Dataset rows about figures
>> begin

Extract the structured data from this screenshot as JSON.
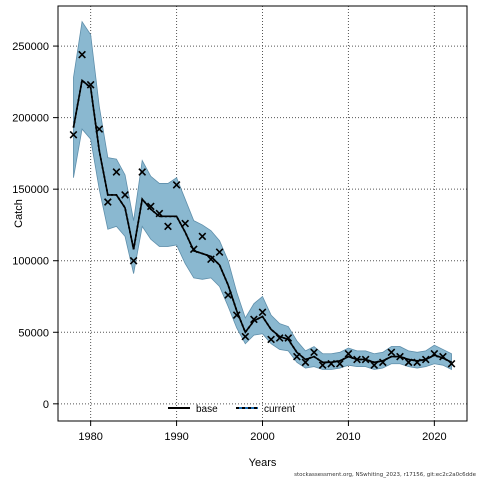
{
  "footer_note": "stockassessment.org, NSwhiting_2023, r17156, git:ec2c2a0c6dde",
  "chart_data": {
    "type": "line",
    "xlabel": "Years",
    "ylabel": "Catch",
    "xlim": [
      1976.2,
      2023.8
    ],
    "ylim": [
      -12000,
      278000
    ],
    "x_ticks": [
      1980,
      1990,
      2000,
      2010,
      2020
    ],
    "y_ticks": [
      0,
      50000,
      100000,
      150000,
      200000,
      250000
    ],
    "x_tick_labels": [
      "1980",
      "1990",
      "2000",
      "2010",
      "2020"
    ],
    "y_tick_labels": [
      "0",
      "50000",
      "100000",
      "150000",
      "200000",
      "250000"
    ],
    "grid": true,
    "legend": {
      "position": "bottom-center",
      "entries": [
        {
          "label": "base",
          "style": "solid",
          "color": "#000000"
        },
        {
          "label": "current",
          "style": "dashed",
          "color": "#000000",
          "dash_color": "#1f6fb5"
        }
      ]
    },
    "band_color": "#8ab8d0",
    "band_edge_color": "#5f8fab",
    "years": [
      1978,
      1979,
      1980,
      1981,
      1982,
      1983,
      1984,
      1985,
      1986,
      1987,
      1988,
      1989,
      1990,
      1991,
      1992,
      1993,
      1994,
      1995,
      1996,
      1997,
      1998,
      1999,
      2000,
      2001,
      2002,
      2003,
      2004,
      2005,
      2006,
      2007,
      2008,
      2009,
      2010,
      2011,
      2012,
      2013,
      2014,
      2015,
      2016,
      2017,
      2018,
      2019,
      2020,
      2021,
      2022
    ],
    "series": [
      {
        "name": "base",
        "kind": "estimate",
        "values": [
          193000,
          226000,
          221000,
          177000,
          146000,
          146000,
          137000,
          108000,
          143000,
          136000,
          131000,
          131000,
          131000,
          120000,
          107000,
          105000,
          103000,
          97000,
          83000,
          65000,
          50000,
          58000,
          61000,
          52000,
          47000,
          45000,
          36000,
          31000,
          33000,
          29000,
          29000,
          30000,
          33000,
          31000,
          31000,
          29000,
          30000,
          33000,
          33000,
          31000,
          30000,
          31000,
          34000,
          32000,
          29000
        ],
        "lower": [
          158000,
          192000,
          185000,
          150000,
          122000,
          124000,
          117000,
          91000,
          124000,
          115000,
          110000,
          110000,
          111000,
          98000,
          88000,
          87000,
          88000,
          82000,
          68000,
          53000,
          42000,
          48000,
          49000,
          42000,
          38000,
          37000,
          29000,
          25000,
          26000,
          24000,
          24000,
          25000,
          27000,
          26000,
          26000,
          24000,
          25000,
          28000,
          28000,
          26000,
          25000,
          26000,
          28000,
          27000,
          24000
        ],
        "upper": [
          228000,
          267000,
          258000,
          208000,
          172000,
          171000,
          160000,
          128000,
          170000,
          159000,
          154000,
          154000,
          158000,
          143000,
          128000,
          125000,
          121000,
          114000,
          100000,
          78000,
          60000,
          70000,
          75000,
          62000,
          56000,
          54000,
          44000,
          37000,
          40000,
          35000,
          35000,
          36000,
          39000,
          37000,
          37000,
          35000,
          36000,
          40000,
          40000,
          37000,
          36000,
          37000,
          41000,
          38000,
          35000
        ]
      },
      {
        "name": "current",
        "kind": "observed",
        "values": [
          188000,
          244000,
          223000,
          192000,
          141000,
          162000,
          146000,
          100000,
          162000,
          138000,
          133000,
          124000,
          153000,
          126000,
          108000,
          117000,
          101000,
          106000,
          76000,
          62000,
          47000,
          59000,
          64000,
          45000,
          46000,
          46000,
          33000,
          29000,
          36000,
          27000,
          28000,
          28000,
          35000,
          31000,
          31000,
          27000,
          29000,
          36000,
          33000,
          29000,
          29000,
          31000,
          35000,
          33000,
          28000
        ]
      }
    ]
  }
}
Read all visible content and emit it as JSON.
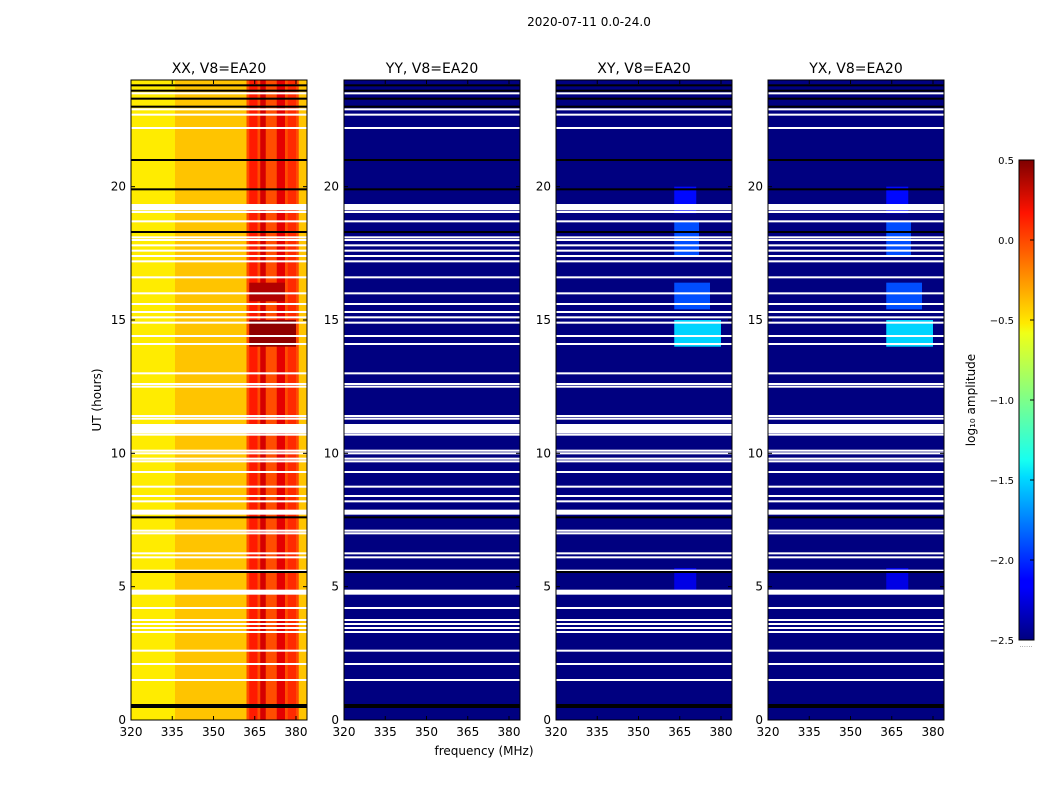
{
  "chart_data": {
    "type": "heatmap",
    "title": "2020-07-11 0.0-24.0",
    "xlabel": "frequency (MHz)",
    "ylabel": "UT (hours)",
    "xlim": [
      320,
      384
    ],
    "ylim": [
      0,
      24
    ],
    "xticks": [
      320,
      335,
      350,
      365,
      380
    ],
    "yticks": [
      0,
      5,
      10,
      15,
      20
    ],
    "colorbar": {
      "label": "log₁₀ amplitude",
      "range": [
        -2.5,
        0.5
      ],
      "ticks": [
        "0.5",
        "0.0",
        "−0.5",
        "−1.0",
        "−1.5",
        "−2.0",
        "−2.5"
      ],
      "tick_values": [
        0.5,
        0.0,
        -0.5,
        -1.0,
        -1.5,
        -2.0,
        -2.5
      ],
      "footer": "......"
    },
    "panels": [
      {
        "name": "XX, V8=EA20",
        "mode": "high",
        "level_low_band": -0.45,
        "level_high_band": 0.15,
        "high_band_mhz": [
          362,
          384
        ]
      },
      {
        "name": "YY, V8=EA20",
        "mode": "low",
        "level": -2.5
      },
      {
        "name": "XY, V8=EA20",
        "mode": "low",
        "level": -2.5,
        "bright_patches": [
          {
            "t0": 14.0,
            "t1": 15.0,
            "f0": 363,
            "f1": 380,
            "level": -1.5
          },
          {
            "t0": 15.4,
            "t1": 16.4,
            "f0": 363,
            "f1": 376,
            "level": -1.9
          },
          {
            "t0": 17.4,
            "t1": 18.7,
            "f0": 363,
            "f1": 372,
            "level": -1.9
          },
          {
            "t0": 19.0,
            "t1": 20.0,
            "f0": 363,
            "f1": 371,
            "level": -2.1
          },
          {
            "t0": 4.8,
            "t1": 5.7,
            "f0": 363,
            "f1": 371,
            "level": -2.2
          }
        ]
      },
      {
        "name": "YX, V8=EA20",
        "mode": "low",
        "level": -2.5,
        "bright_patches": [
          {
            "t0": 14.0,
            "t1": 15.0,
            "f0": 363,
            "f1": 380,
            "level": -1.5
          },
          {
            "t0": 15.4,
            "t1": 16.4,
            "f0": 363,
            "f1": 376,
            "level": -1.9
          },
          {
            "t0": 17.4,
            "t1": 18.7,
            "f0": 363,
            "f1": 372,
            "level": -1.9
          },
          {
            "t0": 19.0,
            "t1": 20.0,
            "f0": 363,
            "f1": 371,
            "level": -2.1
          },
          {
            "t0": 4.8,
            "t1": 5.7,
            "f0": 363,
            "f1": 371,
            "level": -2.2
          }
        ]
      }
    ],
    "flagged_ut_hours": [
      1.5,
      2.1,
      2.6,
      3.3,
      3.45,
      3.6,
      3.75,
      4.2,
      4.75,
      4.85,
      5.6,
      6.1,
      6.25,
      7.0,
      7.1,
      7.75,
      7.85,
      8.2,
      8.4,
      8.75,
      9.3,
      9.7,
      9.8,
      10.0,
      10.1,
      10.7,
      10.8,
      10.9,
      11.3,
      11.4,
      12.5,
      12.6,
      13.0,
      14.1,
      14.4,
      14.9,
      15.1,
      15.3,
      15.6,
      16.0,
      16.6,
      17.2,
      17.4,
      17.6,
      17.8,
      18.0,
      18.1,
      18.7,
      19.05,
      19.15,
      19.25,
      22.2,
      22.7,
      22.9,
      23.5
    ],
    "dark_ut_hours": [
      0.5,
      0.55,
      5.55,
      7.6,
      18.3,
      19.9,
      21.0,
      23.0,
      23.3,
      23.6,
      23.8
    ]
  }
}
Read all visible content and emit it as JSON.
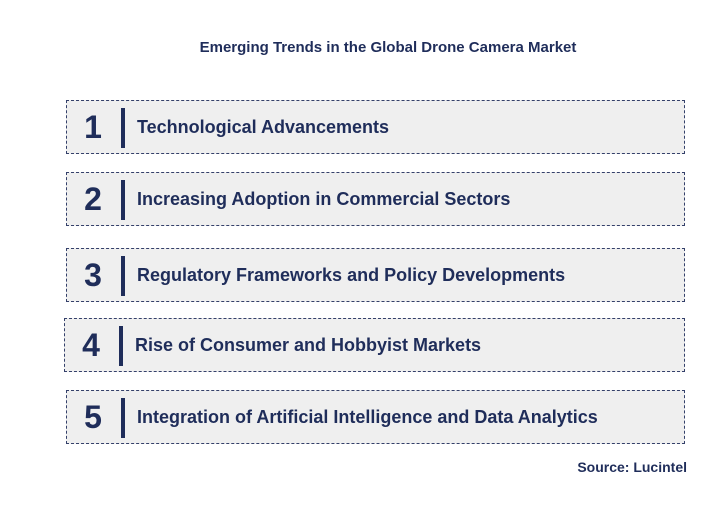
{
  "title": "Emerging Trends in the Global Drone Camera Market",
  "items": [
    {
      "number": "1",
      "label": "Technological Advancements"
    },
    {
      "number": "2",
      "label": "Increasing Adoption in Commercial Sectors"
    },
    {
      "number": "3",
      "label": "Regulatory Frameworks and Policy Developments"
    },
    {
      "number": "4",
      "label": "Rise of Consumer and Hobbyist Markets"
    },
    {
      "number": "5",
      "label": "Integration of Artificial Intelligence and Data Analytics"
    }
  ],
  "source": "Source: Lucintel"
}
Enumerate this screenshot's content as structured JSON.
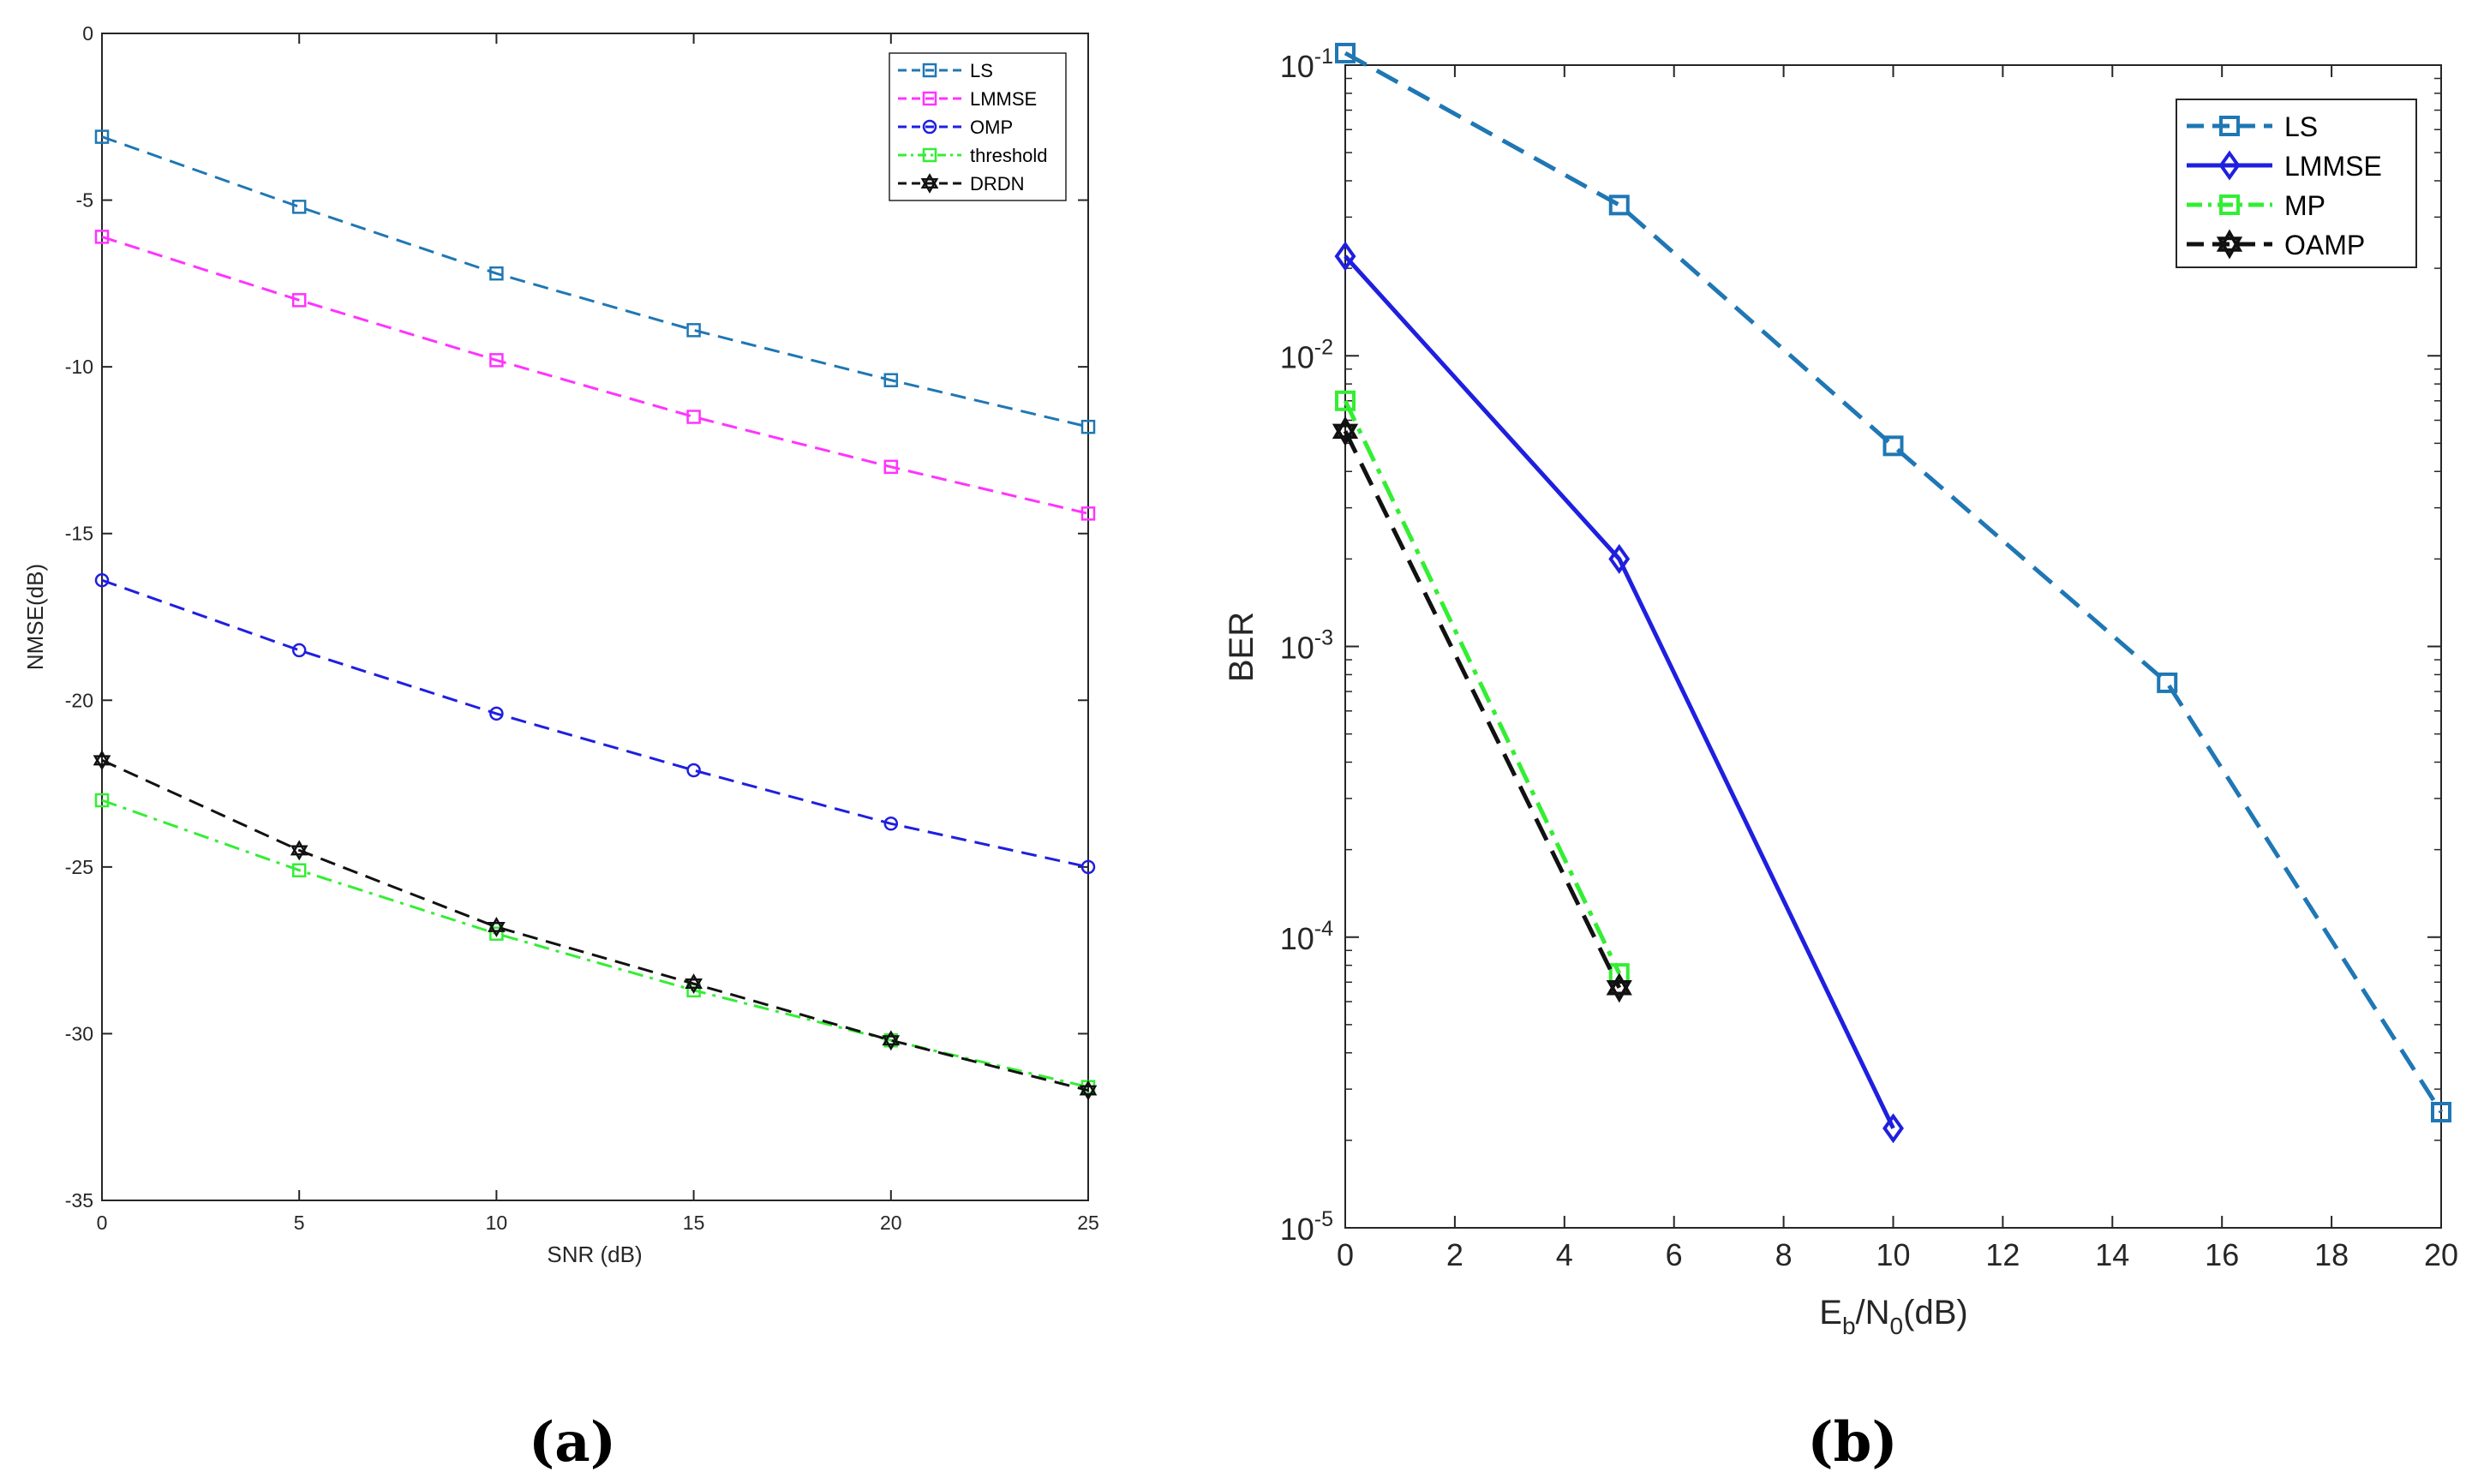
{
  "chart_data": [
    {
      "type": "line",
      "panel_label": "(a)",
      "xlabel": "SNR (dB)",
      "ylabel": "NMSE(dB)",
      "xlim": [
        0,
        25
      ],
      "ylim": [
        -35,
        0
      ],
      "xticks": [
        0,
        5,
        10,
        15,
        20,
        25
      ],
      "yticks": [
        0,
        -5,
        -10,
        -15,
        -20,
        -25,
        -30,
        -35
      ],
      "grid": false,
      "legend_position": "top-right",
      "x": [
        0,
        5,
        10,
        15,
        20,
        25
      ],
      "series": [
        {
          "name": "LS",
          "color": "#1f77b4",
          "dash": "dashed",
          "marker": "square",
          "values": [
            -3.1,
            -5.2,
            -7.2,
            -8.9,
            -10.4,
            -11.8
          ]
        },
        {
          "name": "LMMSE",
          "color": "#ff33ff",
          "dash": "dashed",
          "marker": "square",
          "values": [
            -6.1,
            -8.0,
            -9.8,
            -11.5,
            -13.0,
            -14.4
          ]
        },
        {
          "name": "OMP",
          "color": "#1f1fe0",
          "dash": "dashed",
          "marker": "circle",
          "values": [
            -16.4,
            -18.5,
            -20.4,
            -22.1,
            -23.7,
            -25.0
          ]
        },
        {
          "name": "threshold",
          "color": "#33ee33",
          "dash": "dashdot",
          "marker": "square",
          "values": [
            -23.0,
            -25.1,
            -27.0,
            -28.7,
            -30.2,
            -31.6
          ]
        },
        {
          "name": "DRDN",
          "color": "#111111",
          "dash": "dashed",
          "marker": "hexagram",
          "values": [
            -21.8,
            -24.5,
            -26.8,
            -28.5,
            -30.2,
            -31.7
          ]
        }
      ]
    },
    {
      "type": "line",
      "panel_label": "(b)",
      "xlabel": "E_b/N_0(dB)",
      "ylabel": "BER",
      "yscale": "log",
      "xlim": [
        0,
        20
      ],
      "ylim": [
        1e-05,
        0.1
      ],
      "xticks": [
        0,
        2,
        4,
        6,
        8,
        10,
        12,
        14,
        16,
        18,
        20
      ],
      "yticks": [
        {
          "base": "10",
          "exp": "-1",
          "value": 0.1
        },
        {
          "base": "10",
          "exp": "-2",
          "value": 0.01
        },
        {
          "base": "10",
          "exp": "-3",
          "value": 0.001
        },
        {
          "base": "10",
          "exp": "-4",
          "value": 0.0001
        },
        {
          "base": "10",
          "exp": "-5",
          "value": 1e-05
        }
      ],
      "grid": false,
      "legend_position": "top-right",
      "series": [
        {
          "name": "LS",
          "color": "#1f77b4",
          "dash": "dashed",
          "marker": "square",
          "x": [
            0,
            5,
            10,
            15,
            20
          ],
          "values": [
            0.11,
            0.033,
            0.0049,
            0.00075,
            2.5e-05
          ]
        },
        {
          "name": "LMMSE",
          "color": "#1f1fe0",
          "dash": "solid",
          "marker": "diamond",
          "x": [
            0,
            5,
            10
          ],
          "values": [
            0.022,
            0.002,
            2.2e-05
          ]
        },
        {
          "name": "MP",
          "color": "#33ee33",
          "dash": "dashdot",
          "marker": "square",
          "x": [
            0,
            5
          ],
          "values": [
            0.007,
            7.5e-05
          ]
        },
        {
          "name": "OAMP",
          "color": "#111111",
          "dash": "dashed",
          "marker": "hexagram",
          "x": [
            0,
            5
          ],
          "values": [
            0.0055,
            6.7e-05
          ]
        }
      ]
    }
  ]
}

>> end

TO BE DONE
In the records above, how many lines contain the string "structured"? State that number only.

TASK SOLUTION
2